Task brief: Where a line holds the word "type", copy that line.

── Material for the task ──

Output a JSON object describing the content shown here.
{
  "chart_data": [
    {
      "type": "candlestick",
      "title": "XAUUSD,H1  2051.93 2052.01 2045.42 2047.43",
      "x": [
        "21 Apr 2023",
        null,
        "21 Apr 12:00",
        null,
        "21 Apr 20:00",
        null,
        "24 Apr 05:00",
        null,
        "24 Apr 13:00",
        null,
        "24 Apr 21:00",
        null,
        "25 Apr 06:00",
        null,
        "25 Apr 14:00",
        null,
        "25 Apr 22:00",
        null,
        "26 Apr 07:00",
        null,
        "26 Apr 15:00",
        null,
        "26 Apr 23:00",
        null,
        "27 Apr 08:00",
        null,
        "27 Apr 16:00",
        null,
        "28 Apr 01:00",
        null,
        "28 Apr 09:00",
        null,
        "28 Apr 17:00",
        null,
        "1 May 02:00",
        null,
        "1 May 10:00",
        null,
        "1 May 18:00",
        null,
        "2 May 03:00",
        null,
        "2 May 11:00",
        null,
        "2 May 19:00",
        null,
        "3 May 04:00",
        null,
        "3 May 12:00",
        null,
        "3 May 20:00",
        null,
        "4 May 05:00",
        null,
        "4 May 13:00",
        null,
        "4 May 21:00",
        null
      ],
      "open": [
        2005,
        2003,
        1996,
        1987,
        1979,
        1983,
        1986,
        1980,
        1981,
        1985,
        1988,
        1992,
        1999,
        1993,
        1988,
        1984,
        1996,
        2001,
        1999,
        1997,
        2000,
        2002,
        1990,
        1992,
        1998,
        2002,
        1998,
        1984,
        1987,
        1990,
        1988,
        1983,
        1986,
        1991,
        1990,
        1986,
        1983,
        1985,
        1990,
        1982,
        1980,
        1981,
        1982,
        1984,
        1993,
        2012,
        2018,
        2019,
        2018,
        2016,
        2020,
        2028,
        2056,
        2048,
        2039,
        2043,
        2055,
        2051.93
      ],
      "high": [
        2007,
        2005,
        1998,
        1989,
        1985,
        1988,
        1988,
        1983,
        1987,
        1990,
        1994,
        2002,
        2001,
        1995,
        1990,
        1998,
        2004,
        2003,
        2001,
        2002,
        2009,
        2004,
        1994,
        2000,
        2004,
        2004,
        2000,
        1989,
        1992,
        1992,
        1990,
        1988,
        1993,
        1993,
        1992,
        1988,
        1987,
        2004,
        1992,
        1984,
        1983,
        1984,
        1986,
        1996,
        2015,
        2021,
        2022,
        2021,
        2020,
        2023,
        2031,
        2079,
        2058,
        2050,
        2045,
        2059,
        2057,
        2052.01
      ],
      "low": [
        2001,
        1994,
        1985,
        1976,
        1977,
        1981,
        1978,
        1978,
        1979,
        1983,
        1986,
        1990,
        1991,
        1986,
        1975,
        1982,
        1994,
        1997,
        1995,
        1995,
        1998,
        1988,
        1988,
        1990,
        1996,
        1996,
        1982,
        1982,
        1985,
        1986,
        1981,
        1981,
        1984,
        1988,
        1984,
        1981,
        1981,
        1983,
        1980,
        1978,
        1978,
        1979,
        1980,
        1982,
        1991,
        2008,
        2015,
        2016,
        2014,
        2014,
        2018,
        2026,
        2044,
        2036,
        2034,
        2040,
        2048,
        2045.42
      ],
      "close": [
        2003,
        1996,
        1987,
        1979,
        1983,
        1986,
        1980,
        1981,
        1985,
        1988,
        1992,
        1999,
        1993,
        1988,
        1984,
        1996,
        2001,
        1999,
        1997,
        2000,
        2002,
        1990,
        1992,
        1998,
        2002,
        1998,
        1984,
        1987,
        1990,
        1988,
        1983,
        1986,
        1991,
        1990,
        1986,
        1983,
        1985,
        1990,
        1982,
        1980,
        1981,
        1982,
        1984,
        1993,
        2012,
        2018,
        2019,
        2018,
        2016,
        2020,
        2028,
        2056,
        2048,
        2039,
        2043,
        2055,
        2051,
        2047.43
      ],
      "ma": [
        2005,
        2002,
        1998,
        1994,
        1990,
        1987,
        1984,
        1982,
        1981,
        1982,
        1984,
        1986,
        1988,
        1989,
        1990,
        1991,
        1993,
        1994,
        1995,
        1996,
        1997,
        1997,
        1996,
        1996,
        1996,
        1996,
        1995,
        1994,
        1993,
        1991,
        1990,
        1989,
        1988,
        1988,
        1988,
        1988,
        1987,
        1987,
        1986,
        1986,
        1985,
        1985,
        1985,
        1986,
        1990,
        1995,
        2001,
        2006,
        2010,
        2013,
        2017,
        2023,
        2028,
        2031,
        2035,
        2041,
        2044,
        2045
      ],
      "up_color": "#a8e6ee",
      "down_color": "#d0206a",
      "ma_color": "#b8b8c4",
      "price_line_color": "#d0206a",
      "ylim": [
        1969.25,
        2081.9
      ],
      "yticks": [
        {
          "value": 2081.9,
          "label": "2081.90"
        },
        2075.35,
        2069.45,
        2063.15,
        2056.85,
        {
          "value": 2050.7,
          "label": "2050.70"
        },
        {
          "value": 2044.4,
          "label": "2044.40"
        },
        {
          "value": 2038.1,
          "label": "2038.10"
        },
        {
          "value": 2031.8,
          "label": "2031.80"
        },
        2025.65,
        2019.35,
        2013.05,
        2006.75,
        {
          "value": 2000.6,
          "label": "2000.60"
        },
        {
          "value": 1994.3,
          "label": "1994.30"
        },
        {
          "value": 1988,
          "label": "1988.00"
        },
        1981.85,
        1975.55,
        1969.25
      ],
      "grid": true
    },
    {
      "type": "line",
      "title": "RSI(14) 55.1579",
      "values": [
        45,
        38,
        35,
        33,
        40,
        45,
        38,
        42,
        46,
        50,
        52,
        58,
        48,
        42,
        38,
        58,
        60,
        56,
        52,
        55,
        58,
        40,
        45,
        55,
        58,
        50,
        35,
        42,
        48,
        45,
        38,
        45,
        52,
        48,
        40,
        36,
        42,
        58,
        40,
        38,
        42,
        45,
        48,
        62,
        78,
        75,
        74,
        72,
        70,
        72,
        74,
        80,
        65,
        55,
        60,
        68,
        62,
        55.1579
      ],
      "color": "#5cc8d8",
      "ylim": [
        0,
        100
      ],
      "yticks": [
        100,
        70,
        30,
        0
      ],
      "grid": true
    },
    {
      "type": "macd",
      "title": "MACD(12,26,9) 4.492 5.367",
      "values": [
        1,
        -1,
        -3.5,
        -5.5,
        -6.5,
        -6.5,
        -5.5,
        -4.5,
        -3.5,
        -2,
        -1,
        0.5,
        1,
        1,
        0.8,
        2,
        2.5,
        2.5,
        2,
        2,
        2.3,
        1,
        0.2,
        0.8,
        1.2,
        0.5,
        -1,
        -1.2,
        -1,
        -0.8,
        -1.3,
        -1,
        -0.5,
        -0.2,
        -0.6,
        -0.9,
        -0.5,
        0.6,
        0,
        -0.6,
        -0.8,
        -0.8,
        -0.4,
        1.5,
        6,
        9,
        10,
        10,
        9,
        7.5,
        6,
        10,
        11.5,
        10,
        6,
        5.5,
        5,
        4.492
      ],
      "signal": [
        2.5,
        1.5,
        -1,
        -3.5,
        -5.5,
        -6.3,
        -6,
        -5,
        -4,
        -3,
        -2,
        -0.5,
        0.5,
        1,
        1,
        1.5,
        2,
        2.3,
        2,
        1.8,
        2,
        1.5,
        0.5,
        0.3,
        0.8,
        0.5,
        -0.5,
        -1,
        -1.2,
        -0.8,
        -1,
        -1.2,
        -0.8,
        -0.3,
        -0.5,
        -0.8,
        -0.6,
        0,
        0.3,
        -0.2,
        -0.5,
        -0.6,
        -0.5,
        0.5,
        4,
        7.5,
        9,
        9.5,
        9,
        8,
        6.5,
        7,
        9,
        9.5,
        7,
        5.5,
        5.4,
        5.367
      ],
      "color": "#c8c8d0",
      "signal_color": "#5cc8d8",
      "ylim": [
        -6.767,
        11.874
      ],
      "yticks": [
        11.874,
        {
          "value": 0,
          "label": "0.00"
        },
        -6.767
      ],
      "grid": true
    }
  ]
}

───

Full response:
      "type": "candlestick",
      "type": "line",
      "type": "macd",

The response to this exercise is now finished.